- **PROBLEMS TO SOLVE**
[A] In the post on the scale of the War of 1812, whose book led the writer to weigh the statistical evidence about that conflict?
[B] Take the post on the scale of the War of 1812 further, writing on from its final sentence.

## Start TEXT SECTION

Statistics. A lot of people don’t like them. A lot of people start to squirm when you bring them up.
Mostly, I think, because stats have his unseemly way of disproving our most favourite and cherished theories about our past.
But I do like statistics. I like the fact that they don’t have feelings. They’re not telling us stuff to make us look stupid or to be superior. Statistics just are.
We’re the ones who put the negative or positive spin on things and therefore either accept that maybe we’d got it a little bit wrong or else, as is more often is the case, someone stomps off in a hissy fit…Indeed, statistics are a prime illustration of Shakespeare’s statement, “There is nothing either good or bad but thinking makes it so.”
Anyway, ever since I read Andrew Lambert’s fine examination of the War of 1812 in The Challenge, I’ve been weighing up the statistical evidence about that conflict and its relative importance to the rest of the world circa 1812.
(I mean, I’ve heard it called the Second War of American Independence–and this alongside of claims that the Americans won it. Ehem.)
And it seems to me that at least part of the problem with understanding the Anglo-American conflict of 1812-1814 or even properly evaluating it, or indeed appreciating why it merits so little attention on the world stage, derives from a failure to appreciate the size and scale of the thing or a lack of context, if you will.
And the only way I know how to clear up this confusion is through a study of the stats.
And this is where my liking of stats turns to love. Because, you see, they tell me all sorts of things I want to know. Scale, for example. For in this examination of the stats or facts, scale is most important.
Because if one weighs the colonial cousins’ claims of battles won, or casualties, or costs against what else was happening at the same time..well, there’s only one way to describe the situation…they’re utterly dwarfed by the Napoleonic conflict which was raging on the Continent and to which the contretemps with America was only a side-show. And a tiny one at that.
But I don’t want you to take my word for it.
Let me illustrate what I mean.
Napoleon fought many great battles: Austerlitz, Jena, Wagram, Borodino, Leipzig, Waterloo. To name but a handful of the hundreds…(that’s right, hundreds…)
At Austerlitz on 2 December 1806, he and his 50,000 infantry and 15,000 cavalry took on the combined Russian and Austrian armies consisting of some 69,460 infantry and 16,565 cavalry.
Despite the odds against him, he won the day, losing in the neighbourhood of 10,000 troops to the Allies’ 16,000 dead and wounded and 20,000 captured. (Though some believe the numbers of Russian dead to have been in excess of 21,000.)
Do you see what I mean about the scale of the conflict? And that’s just one battle, one day’s action.
But let’s look at the year of 1812 itself.
When Napoleon crossed the River Niemen to invade Russia at the end of June 1812, he had some 550,000 troops (perhaps more), over 150,000 horses, and his private baggage train alone contained more than 100 vehicles with all the accoutrements of emperorship he thought he might need–silver, wines, books, posh outfits and uniforms, furniture, cooks with their saucepans, servants, china and crystal…
At the Battle of Borodino on the 7 September, between the Grand Armee and the Russian forces which faced them, there were some 200,000 men on the field that day.

## End TEXT SECTION
## Start DATASET

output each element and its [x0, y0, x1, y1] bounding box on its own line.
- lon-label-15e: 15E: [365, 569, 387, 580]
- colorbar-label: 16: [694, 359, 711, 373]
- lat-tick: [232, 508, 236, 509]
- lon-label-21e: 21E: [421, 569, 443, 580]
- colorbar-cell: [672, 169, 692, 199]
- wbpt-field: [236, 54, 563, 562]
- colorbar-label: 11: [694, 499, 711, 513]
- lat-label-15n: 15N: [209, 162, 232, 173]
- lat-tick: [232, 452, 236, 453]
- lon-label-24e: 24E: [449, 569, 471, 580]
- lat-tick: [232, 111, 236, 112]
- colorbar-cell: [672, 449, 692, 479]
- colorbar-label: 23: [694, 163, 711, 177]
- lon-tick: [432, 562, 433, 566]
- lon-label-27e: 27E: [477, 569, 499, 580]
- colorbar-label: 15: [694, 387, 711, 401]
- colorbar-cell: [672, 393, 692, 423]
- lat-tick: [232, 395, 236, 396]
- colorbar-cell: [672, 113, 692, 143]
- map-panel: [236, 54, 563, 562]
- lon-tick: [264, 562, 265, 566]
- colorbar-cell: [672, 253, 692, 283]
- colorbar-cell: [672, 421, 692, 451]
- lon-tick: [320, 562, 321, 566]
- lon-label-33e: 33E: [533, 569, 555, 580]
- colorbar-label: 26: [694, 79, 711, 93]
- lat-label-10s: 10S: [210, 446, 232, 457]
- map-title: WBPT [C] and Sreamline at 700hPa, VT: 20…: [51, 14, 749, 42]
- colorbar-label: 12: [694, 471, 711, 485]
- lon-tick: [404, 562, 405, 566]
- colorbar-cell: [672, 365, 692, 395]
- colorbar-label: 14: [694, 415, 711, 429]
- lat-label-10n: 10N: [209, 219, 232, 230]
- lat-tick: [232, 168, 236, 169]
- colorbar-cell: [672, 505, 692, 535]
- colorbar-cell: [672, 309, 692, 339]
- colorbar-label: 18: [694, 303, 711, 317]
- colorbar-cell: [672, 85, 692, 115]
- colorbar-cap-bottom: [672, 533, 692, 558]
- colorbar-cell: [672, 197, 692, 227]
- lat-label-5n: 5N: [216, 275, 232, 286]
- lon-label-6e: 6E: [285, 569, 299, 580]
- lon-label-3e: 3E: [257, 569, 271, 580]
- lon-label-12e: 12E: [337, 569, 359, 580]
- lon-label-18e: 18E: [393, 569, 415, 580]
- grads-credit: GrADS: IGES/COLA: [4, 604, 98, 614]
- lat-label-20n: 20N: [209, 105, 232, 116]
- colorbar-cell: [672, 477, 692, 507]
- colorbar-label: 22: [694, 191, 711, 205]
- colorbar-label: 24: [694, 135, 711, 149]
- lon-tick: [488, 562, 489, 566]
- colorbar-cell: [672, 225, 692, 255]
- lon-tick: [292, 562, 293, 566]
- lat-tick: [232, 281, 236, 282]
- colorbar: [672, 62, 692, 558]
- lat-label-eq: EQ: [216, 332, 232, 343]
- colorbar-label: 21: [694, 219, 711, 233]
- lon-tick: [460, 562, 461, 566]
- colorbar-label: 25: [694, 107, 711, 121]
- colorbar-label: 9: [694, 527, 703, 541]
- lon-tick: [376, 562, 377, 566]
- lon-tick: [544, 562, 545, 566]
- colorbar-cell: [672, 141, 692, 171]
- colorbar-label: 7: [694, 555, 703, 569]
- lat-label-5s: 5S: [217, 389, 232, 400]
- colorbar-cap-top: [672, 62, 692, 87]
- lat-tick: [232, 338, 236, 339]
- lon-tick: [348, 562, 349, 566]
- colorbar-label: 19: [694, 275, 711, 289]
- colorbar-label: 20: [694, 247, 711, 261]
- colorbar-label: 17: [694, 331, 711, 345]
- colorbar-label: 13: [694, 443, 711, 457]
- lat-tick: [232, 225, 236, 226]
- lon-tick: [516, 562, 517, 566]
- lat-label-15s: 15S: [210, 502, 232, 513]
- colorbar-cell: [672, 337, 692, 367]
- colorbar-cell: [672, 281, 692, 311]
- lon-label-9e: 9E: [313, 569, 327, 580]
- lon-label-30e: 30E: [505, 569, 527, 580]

## End DATASET

- **PER-TASK ANSWERS**
[A] Andrew Lambert's examination of the War of 1812 in The Challenge.

[B]
By evening, the French casualties stood somewhere between 28,000 and 35,000, and the Russians had lost between 38,500 to 58,000 casualties. (A year later, the corpses of 35, 478 horses were found and buried…)
So many lost and all on one day! And yes, those numbers are shocking! Horrifying even.
When he scurried back over the border in December 1812, Napoleon had lost all but some 30,000 survivors, plus all the booty he’d tried to pillage, plus that rather splendid baggage train full of imperial geegaws and only 500 horses or so made it back–and they, bless ’em, were as you will imagine no longer fit for service.
And despite his casual, criminal loss of so many of the finest troops and horses the world had ever seen–some half a million men–despite that, upon his return to Paris in December 1812, he set about raising a new Grand Armee of 350,000 troops.
The number, honestly, beggars belief! Can you imagine that many troops being marched all over the relatively small area of eastern France on their way to the front which would open up in Saxony in the spring of 1813?
Now remind me, how many troops did the Americans send up to take Canada during the conflict of 1812? After an artillery bombardment, General Hull surrendered his 2500 American troops to the British General Brock and his 1300 Anglo-Canadian troops…
I hate to put it this way, but in terms of numbers, those stats put this in the realm of what in the European conflict of the day would be called ‘a skirmish’. Nothing more.
(Wellington lost 4500 men at the Siege of Badajoz in April 1812, in a space of just over 200 yards and in less than two hours fighting…)
Likewise, the naval battles of this 1812 sideshow (because that’s what it was) tell a similar story.
We think of the great battles of the age: the Battle of the Nile, the Battle of Copenhagen, the Battle of Trafalgar and what do we see? Fleets of ships fighting it out, blowing each other to smithereens for the supremacy of the seas.
The Battle of the Nile saw 13 British ships of the line plus 2 other smaller vessels take on 13 French ships of the line, plus 4 frigates of which, by the battle’s end, only 2 ships of the line and 2 others escaped.
The Battle of Copenhagen saw the British fleet of 12 ships of the line plus six others take on a combined fleet of 24 ships of the line, plus over 11 others.
And the greatest victory, the Battle of Trafalgar, Nelson’s signature battle, saw 33 British ships (27 ships of the line plus 6 others) facing and defeating the combined French and Spanish fleets comprised of 41 vessels.
These are victories. Victories in what was an existential struggle against Napoleonic terror and despotism.
And against the kind of stakes for which the British and their allies were fighting against this Napoleonic military empire, a one-off battle between ill-matched opponents, such as the USS Hornet against the smaller British sloop Peacock just doesn’t merit a look-in.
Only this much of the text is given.